§ **Problem to work on**: Write out the listing as a numbered list, leaving out blank lines, from its first line through the line containing "route-marker-a[interactable]: A bbox=[563, 101, 569, 111]".
------
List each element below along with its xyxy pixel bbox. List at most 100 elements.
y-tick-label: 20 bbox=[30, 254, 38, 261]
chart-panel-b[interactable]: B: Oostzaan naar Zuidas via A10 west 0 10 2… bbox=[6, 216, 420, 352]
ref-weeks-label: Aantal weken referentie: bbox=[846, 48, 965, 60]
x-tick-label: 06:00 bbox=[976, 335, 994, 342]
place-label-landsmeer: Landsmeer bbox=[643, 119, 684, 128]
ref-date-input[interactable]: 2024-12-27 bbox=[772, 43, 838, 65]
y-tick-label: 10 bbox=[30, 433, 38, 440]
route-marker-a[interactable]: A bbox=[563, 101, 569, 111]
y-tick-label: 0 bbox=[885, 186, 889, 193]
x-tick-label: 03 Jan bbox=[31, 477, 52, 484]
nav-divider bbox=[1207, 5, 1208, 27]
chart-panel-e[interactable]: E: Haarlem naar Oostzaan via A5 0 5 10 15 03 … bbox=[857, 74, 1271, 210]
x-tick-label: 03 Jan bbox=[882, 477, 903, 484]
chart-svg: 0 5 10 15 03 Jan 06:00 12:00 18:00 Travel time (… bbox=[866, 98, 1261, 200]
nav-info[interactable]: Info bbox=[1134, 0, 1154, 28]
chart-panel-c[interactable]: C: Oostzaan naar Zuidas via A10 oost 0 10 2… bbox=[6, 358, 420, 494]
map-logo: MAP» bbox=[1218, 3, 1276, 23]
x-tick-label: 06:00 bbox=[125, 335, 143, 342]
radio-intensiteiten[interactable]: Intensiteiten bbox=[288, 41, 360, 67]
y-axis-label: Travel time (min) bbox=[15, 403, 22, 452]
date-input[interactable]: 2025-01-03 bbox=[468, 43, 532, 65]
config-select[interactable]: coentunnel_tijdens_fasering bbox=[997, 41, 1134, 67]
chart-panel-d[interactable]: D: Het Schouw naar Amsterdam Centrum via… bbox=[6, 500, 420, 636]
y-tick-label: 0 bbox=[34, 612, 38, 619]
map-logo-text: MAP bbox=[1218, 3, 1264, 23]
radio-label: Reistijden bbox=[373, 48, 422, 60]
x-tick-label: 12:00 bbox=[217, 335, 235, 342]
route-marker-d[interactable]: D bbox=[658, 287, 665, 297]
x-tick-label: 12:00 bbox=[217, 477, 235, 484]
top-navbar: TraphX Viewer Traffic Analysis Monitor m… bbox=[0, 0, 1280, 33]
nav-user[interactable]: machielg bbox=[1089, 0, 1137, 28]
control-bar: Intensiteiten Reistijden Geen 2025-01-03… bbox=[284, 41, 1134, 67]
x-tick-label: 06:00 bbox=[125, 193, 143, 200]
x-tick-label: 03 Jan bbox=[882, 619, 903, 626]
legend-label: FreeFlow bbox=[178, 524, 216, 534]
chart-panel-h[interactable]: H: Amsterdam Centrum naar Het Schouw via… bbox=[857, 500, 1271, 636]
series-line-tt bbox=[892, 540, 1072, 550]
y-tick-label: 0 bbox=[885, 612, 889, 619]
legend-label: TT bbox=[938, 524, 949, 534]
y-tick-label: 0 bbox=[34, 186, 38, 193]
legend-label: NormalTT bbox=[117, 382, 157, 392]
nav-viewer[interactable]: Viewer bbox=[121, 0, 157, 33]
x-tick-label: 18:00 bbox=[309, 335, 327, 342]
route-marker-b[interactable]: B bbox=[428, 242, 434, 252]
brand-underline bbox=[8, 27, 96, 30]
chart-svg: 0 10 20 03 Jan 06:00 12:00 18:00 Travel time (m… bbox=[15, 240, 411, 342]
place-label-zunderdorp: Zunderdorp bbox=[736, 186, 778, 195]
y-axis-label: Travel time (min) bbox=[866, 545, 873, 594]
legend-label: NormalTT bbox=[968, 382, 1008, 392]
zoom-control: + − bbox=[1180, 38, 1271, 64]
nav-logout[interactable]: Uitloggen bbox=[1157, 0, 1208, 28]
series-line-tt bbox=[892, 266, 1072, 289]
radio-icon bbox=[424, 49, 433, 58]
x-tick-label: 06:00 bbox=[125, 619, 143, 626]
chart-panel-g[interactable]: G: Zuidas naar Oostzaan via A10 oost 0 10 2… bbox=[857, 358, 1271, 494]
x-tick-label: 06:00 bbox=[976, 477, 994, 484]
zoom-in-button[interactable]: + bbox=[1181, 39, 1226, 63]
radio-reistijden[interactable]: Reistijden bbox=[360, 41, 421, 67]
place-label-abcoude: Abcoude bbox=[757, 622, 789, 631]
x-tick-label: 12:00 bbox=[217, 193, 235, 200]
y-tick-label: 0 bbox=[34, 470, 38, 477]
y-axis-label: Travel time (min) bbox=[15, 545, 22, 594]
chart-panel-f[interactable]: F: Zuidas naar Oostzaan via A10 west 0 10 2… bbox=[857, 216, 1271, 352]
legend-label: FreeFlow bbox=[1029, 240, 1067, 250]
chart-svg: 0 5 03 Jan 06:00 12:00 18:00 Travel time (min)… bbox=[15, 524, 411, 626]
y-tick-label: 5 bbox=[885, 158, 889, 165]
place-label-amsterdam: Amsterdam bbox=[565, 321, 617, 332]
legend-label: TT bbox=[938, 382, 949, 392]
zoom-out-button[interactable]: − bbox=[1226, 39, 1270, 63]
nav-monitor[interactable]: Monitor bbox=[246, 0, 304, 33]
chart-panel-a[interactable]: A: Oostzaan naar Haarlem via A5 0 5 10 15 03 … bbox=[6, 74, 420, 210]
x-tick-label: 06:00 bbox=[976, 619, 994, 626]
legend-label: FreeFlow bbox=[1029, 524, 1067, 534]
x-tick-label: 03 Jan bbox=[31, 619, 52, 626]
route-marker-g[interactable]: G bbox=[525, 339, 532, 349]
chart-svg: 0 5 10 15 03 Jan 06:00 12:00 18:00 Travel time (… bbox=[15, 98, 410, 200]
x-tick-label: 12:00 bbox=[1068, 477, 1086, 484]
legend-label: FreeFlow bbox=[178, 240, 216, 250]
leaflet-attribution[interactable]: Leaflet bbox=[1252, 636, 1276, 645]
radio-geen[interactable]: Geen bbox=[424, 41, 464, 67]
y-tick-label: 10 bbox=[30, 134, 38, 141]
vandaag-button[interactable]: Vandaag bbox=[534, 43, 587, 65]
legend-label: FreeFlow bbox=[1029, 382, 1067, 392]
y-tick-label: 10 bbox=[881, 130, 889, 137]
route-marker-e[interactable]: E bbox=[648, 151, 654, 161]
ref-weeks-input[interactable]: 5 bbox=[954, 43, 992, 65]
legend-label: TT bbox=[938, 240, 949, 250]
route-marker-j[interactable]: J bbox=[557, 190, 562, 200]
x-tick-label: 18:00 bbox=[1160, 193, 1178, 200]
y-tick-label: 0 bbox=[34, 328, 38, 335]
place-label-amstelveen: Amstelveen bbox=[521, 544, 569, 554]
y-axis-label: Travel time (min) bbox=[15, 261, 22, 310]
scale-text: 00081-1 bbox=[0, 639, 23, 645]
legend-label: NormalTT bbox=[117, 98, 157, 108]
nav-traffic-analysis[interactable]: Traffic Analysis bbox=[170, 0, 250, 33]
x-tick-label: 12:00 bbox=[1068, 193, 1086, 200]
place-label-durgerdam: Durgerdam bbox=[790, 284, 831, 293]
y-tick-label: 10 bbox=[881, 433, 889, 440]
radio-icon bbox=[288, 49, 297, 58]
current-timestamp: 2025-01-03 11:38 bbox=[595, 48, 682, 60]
------
§ **Task solution**:
1. List each element below along with its xyxy pixel bbox. List at most 100 elements.
2. y-tick-label: 20 bbox=[30, 254, 38, 261]
3. chart-panel-b[interactable]: B: Oostzaan naar Zuidas via A10 west 0 10 2… bbox=[6, 216, 420, 352]
4. ref-weeks-label: Aantal weken referentie: bbox=[846, 48, 965, 60]
5. x-tick-label: 06:00 bbox=[976, 335, 994, 342]
6. place-label-landsmeer: Landsmeer bbox=[643, 119, 684, 128]
7. ref-date-input[interactable]: 2024-12-27 bbox=[772, 43, 838, 65]
8. y-tick-label: 10 bbox=[30, 433, 38, 440]
9. route-marker-a[interactable]: A bbox=[563, 101, 569, 111]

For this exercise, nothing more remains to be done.